§ **TASK STATEMENT**
Output the material from the line that contains "list-item: транспорт (главным" through the line that contains "composition-title-line1: Доля химических" as a Markdown table with the columns No. and Entry. Give each line a row number and leave out blank lines.
== DATA SHOWN ==
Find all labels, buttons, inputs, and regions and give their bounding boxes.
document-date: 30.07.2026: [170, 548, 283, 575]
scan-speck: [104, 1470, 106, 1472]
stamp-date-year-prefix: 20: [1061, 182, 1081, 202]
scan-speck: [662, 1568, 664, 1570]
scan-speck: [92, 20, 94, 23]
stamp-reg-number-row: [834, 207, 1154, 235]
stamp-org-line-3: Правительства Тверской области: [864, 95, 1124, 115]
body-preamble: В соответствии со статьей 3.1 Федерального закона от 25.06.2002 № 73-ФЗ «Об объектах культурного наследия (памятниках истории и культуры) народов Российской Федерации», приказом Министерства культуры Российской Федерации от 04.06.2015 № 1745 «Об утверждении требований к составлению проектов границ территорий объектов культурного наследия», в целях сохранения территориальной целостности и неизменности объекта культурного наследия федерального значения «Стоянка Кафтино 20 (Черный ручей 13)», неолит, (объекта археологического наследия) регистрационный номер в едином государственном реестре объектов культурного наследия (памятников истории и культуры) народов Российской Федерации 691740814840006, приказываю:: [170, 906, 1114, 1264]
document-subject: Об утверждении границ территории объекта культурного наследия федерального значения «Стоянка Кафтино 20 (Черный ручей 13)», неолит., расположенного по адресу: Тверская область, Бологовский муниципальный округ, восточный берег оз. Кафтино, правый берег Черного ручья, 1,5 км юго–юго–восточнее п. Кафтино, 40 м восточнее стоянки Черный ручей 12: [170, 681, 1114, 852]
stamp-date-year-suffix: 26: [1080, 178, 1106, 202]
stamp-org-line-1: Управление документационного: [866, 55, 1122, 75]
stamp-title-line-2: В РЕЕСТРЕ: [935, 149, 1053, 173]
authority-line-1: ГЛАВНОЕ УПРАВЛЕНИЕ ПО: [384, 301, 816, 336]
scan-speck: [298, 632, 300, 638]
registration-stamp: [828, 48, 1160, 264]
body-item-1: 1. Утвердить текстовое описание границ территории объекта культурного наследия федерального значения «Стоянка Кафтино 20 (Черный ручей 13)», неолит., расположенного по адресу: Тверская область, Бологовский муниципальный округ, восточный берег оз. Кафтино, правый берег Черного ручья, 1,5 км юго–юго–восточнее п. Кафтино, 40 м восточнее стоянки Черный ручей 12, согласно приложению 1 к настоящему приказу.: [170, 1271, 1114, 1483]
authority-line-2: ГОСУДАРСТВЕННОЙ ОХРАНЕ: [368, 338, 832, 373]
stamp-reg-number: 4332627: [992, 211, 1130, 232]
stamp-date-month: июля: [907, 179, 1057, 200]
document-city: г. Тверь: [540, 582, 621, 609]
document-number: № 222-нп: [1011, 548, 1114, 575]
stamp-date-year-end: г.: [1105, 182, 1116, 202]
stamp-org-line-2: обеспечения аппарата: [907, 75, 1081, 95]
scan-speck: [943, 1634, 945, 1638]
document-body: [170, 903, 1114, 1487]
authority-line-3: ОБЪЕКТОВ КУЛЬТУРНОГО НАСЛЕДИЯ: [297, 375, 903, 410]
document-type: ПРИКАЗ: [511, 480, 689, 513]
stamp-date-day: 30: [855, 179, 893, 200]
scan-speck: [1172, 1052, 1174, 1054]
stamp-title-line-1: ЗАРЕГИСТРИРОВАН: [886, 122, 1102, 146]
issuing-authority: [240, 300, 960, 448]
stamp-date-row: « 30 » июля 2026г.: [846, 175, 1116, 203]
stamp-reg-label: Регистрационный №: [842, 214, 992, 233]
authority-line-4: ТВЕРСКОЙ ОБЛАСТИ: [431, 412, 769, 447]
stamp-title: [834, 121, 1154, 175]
===
== DATA SHOWN ==
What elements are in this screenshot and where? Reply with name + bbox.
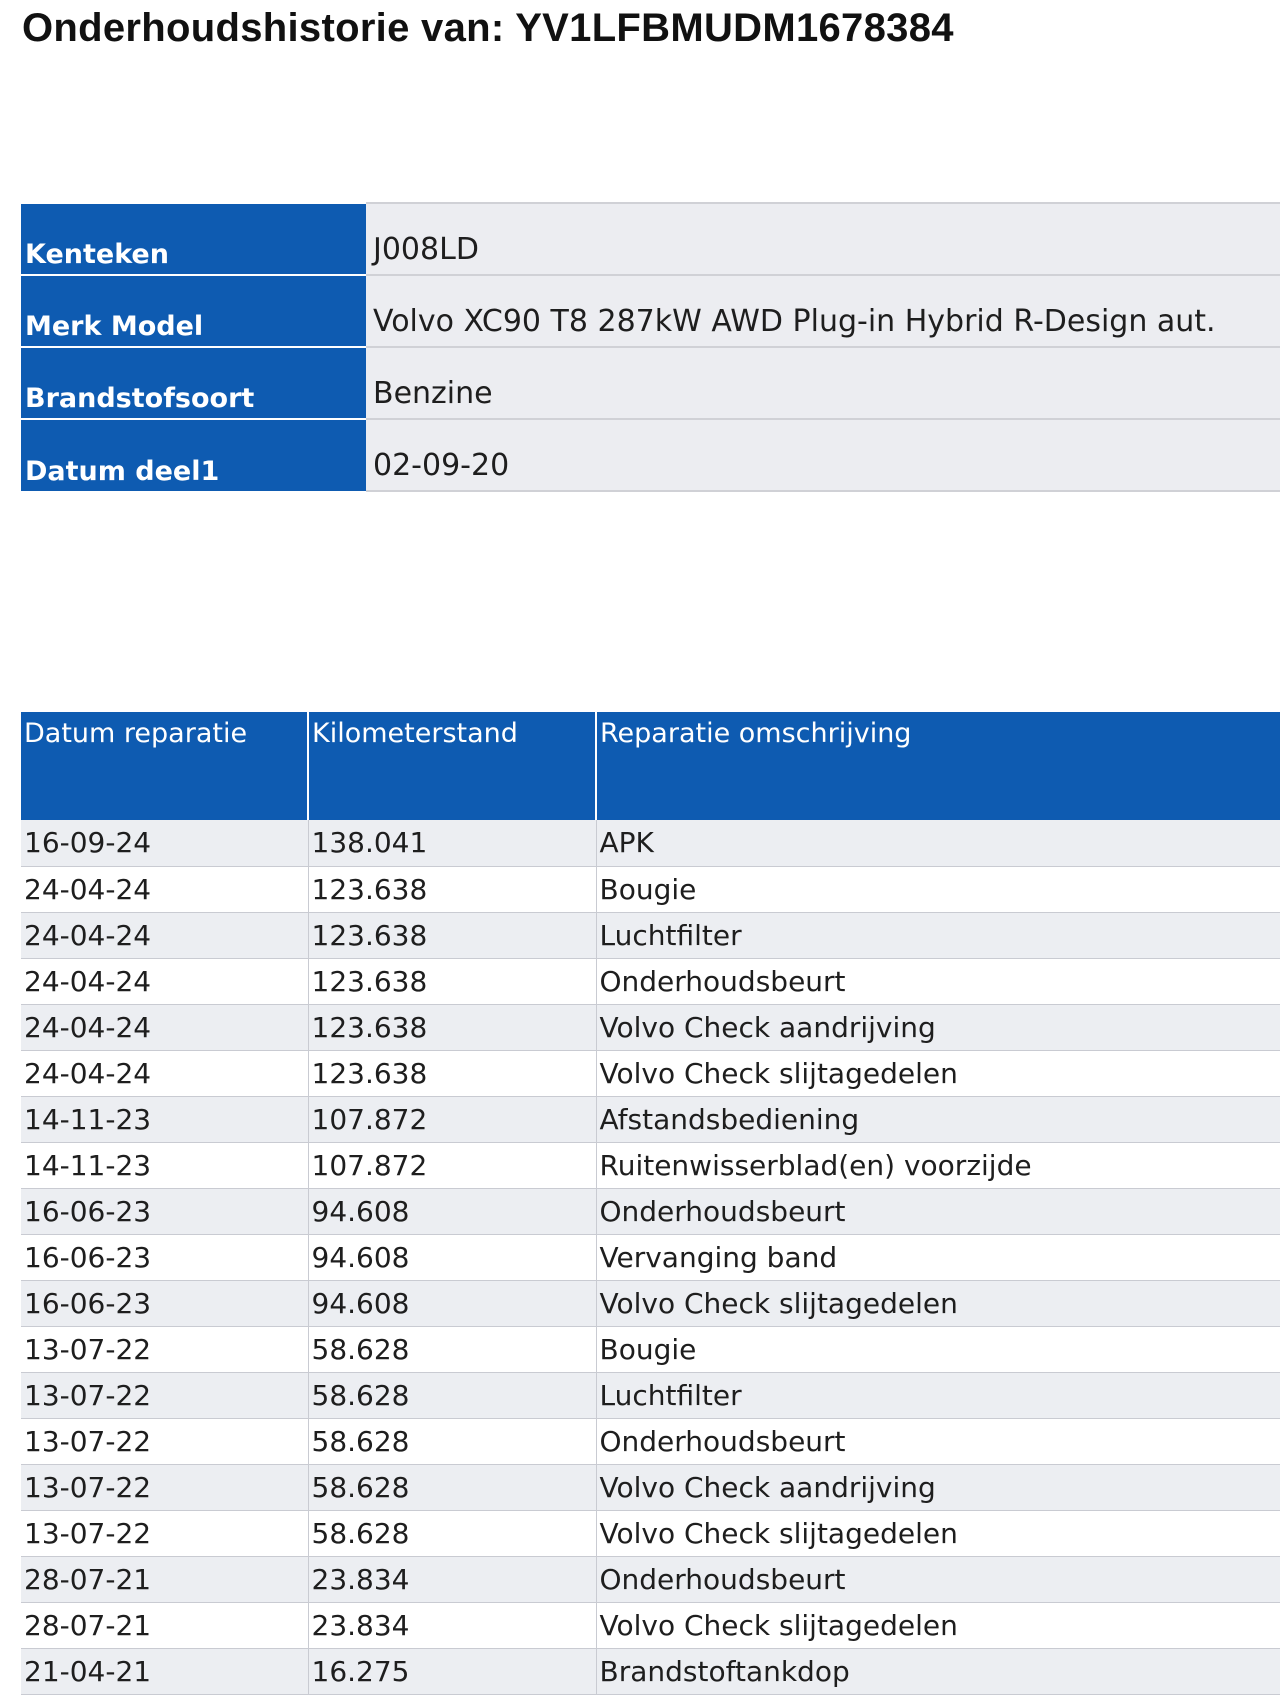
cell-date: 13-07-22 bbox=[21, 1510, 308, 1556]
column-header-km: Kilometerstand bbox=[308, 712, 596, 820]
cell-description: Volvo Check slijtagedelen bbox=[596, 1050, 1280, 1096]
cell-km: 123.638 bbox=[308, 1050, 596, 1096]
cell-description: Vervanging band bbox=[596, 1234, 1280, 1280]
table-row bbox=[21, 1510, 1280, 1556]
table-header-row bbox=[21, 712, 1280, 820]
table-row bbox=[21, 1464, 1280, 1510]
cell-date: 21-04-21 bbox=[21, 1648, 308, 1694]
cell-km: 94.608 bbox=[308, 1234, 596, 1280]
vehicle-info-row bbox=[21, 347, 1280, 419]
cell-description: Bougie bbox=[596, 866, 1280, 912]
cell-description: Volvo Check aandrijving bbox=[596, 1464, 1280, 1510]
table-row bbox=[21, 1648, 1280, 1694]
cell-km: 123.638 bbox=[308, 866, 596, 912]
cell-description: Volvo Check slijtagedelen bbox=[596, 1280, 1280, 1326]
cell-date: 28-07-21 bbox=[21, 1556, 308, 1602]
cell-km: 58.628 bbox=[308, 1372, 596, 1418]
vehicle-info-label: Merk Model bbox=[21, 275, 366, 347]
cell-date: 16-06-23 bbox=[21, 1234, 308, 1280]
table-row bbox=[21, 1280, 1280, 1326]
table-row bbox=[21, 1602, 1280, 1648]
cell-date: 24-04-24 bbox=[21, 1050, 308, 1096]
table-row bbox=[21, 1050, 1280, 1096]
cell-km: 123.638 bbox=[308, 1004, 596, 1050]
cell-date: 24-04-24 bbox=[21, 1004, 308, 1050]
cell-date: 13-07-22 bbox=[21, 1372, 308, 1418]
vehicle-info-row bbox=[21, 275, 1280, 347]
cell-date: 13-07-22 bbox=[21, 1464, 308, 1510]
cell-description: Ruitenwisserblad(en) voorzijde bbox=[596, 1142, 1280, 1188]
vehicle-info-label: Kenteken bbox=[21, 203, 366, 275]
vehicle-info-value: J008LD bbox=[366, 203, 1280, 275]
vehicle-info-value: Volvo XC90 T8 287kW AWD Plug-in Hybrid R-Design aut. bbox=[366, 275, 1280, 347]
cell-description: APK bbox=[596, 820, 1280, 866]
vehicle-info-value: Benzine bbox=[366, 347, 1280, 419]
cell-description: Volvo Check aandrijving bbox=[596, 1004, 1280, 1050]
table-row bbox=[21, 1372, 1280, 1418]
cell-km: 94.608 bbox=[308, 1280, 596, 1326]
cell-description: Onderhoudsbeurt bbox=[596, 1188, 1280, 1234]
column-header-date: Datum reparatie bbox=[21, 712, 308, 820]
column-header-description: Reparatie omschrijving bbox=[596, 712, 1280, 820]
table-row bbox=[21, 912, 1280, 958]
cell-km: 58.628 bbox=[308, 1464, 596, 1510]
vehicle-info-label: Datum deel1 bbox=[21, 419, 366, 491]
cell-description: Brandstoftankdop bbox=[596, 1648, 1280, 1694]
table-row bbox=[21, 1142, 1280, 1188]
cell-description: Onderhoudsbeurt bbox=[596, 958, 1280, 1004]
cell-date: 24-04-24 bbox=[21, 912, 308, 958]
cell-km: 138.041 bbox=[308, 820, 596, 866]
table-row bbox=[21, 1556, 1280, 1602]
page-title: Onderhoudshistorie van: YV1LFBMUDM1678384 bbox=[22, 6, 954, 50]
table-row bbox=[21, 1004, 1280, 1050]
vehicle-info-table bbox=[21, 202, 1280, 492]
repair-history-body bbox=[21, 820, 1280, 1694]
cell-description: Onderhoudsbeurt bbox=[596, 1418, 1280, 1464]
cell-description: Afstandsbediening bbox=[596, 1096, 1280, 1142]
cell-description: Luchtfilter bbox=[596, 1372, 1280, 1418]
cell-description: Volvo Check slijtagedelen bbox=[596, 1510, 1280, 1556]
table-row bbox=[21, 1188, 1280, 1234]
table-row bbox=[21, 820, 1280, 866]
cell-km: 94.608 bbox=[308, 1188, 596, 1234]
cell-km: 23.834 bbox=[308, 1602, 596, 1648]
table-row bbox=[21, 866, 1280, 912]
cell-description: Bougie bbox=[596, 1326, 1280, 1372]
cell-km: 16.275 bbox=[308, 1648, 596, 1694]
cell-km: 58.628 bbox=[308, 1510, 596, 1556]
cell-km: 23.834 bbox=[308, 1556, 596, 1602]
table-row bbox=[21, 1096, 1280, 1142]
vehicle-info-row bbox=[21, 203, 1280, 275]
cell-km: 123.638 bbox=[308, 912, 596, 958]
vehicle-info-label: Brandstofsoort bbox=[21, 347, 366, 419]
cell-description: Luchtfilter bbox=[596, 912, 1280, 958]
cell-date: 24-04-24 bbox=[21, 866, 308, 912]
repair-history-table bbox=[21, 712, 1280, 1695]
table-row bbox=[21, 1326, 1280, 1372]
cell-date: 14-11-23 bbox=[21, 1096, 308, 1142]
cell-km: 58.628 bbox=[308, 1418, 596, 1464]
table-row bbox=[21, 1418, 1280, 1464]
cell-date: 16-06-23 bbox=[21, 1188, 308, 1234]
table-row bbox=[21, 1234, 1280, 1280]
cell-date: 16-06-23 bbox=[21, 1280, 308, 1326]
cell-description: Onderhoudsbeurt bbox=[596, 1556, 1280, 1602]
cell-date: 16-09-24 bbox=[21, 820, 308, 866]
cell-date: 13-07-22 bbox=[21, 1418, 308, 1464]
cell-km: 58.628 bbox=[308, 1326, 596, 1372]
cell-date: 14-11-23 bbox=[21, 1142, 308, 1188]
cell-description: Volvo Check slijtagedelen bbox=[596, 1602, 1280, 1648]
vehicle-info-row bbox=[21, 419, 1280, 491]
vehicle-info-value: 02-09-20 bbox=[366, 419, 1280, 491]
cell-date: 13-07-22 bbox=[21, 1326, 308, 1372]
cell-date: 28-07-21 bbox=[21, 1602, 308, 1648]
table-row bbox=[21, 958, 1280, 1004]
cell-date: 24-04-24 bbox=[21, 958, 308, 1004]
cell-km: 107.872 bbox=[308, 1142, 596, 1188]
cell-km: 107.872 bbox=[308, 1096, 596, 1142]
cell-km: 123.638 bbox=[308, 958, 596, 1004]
===
== DATA SHOWN ==
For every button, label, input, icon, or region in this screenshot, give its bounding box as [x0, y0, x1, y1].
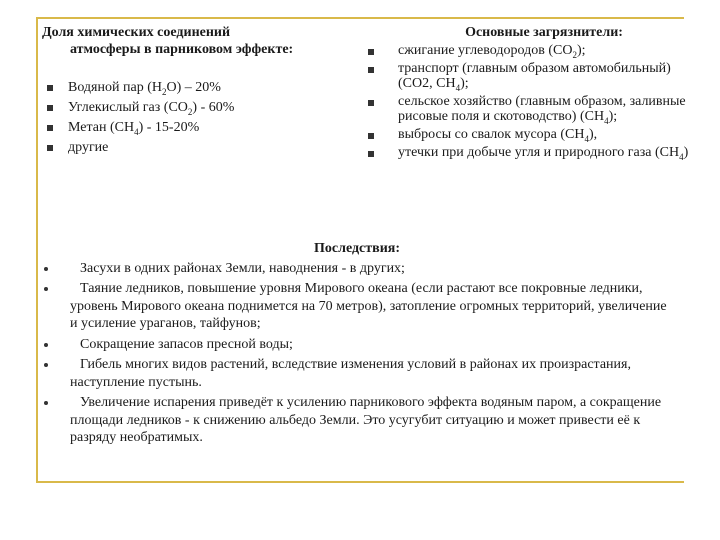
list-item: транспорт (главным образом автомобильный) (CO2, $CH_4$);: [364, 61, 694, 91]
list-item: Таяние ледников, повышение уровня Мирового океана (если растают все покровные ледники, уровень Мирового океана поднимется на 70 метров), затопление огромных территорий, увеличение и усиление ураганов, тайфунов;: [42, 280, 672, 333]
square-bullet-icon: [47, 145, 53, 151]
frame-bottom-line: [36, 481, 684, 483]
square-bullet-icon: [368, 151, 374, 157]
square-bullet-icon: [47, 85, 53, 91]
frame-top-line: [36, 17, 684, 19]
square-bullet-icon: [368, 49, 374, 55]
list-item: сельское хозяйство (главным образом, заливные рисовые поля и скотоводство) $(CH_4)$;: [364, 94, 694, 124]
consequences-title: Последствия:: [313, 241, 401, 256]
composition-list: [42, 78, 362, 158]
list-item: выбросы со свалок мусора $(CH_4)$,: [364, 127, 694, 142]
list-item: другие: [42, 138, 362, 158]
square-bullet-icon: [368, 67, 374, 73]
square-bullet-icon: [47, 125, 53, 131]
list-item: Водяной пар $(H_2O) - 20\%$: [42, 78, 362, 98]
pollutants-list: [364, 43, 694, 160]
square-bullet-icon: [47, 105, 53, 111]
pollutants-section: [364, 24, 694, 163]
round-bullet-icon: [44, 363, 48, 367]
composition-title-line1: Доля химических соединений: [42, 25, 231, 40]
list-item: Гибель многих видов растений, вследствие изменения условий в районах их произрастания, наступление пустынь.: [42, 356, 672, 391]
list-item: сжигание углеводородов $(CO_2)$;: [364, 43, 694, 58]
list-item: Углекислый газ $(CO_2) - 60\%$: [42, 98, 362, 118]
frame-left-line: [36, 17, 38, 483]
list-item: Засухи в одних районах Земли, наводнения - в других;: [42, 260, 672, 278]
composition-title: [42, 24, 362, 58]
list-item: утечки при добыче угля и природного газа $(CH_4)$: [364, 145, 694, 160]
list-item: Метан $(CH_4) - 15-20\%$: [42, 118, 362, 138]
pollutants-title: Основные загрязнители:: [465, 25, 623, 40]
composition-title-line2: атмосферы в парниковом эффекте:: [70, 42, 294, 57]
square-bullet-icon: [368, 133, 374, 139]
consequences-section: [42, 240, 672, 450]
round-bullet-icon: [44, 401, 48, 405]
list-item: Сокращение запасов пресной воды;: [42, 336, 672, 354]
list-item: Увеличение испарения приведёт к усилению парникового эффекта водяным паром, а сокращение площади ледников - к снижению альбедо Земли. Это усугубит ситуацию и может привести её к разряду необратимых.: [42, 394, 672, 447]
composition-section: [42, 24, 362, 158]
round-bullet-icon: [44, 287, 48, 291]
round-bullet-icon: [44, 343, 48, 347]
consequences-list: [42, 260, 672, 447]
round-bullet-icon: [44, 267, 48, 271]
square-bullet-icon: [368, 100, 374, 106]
===
§ **CORRECT RESPONSE**
| No. | Entry |
|---|---|
| 1 | list-item: транспорт (главным образом автомобильный) (CO2, $CH_4$);: [364, 61, 694, 91] |
| 2 | list-item: Таяние ледников, повышение уровня Мирового океана (если растают все покровные ледники, уровень Мирового океана поднимется на 70 метров), затопление огромных территорий, увеличение и усиление ураганов, тайфунов;: [42, 280, 672, 333] |
| 3 | square-bullet-icon: [47, 145, 53, 151] |
| 4 | frame-bottom-line: [36, 481, 684, 483] |
| 5 | square-bullet-icon: [368, 151, 374, 157] |
| 6 | square-bullet-icon: [47, 85, 53, 91] |
| 7 | frame-top-line: [36, 17, 684, 19] |
| 8 | square-bullet-icon: [368, 49, 374, 55] |
| 9 | list-item: сельское хозяйство (главным образом, заливные рисовые поля и скотоводство) $(CH_4)$;: [364, 94, 694, 124] |
| 10 | consequences-title: Последствия:: [313, 241, 401, 256] |
| 11 | composition-list: [42, 78, 362, 158] |
| 12 | list-item: выбросы со свалок мусора $(CH_4)$,: [364, 127, 694, 142] |
| 13 | list-item: другие: [42, 138, 362, 158] |
| 14 | square-bullet-icon: [368, 67, 374, 73] |
| 15 | square-bullet-icon: [47, 125, 53, 131] |
| 16 | list-item: Водяной пар $(H_2O) - 20\%$: [42, 78, 362, 98] |
| 17 | pollutants-list: [364, 43, 694, 160] |
| 18 | square-bullet-icon: [47, 105, 53, 111] |
| 19 | pollutants-section: [364, 24, 694, 163] |
| 20 | round-bullet-icon: [44, 363, 48, 367] |
| 21 | composition-title-line1: Доля химических соединений: [42, 25, 231, 40] |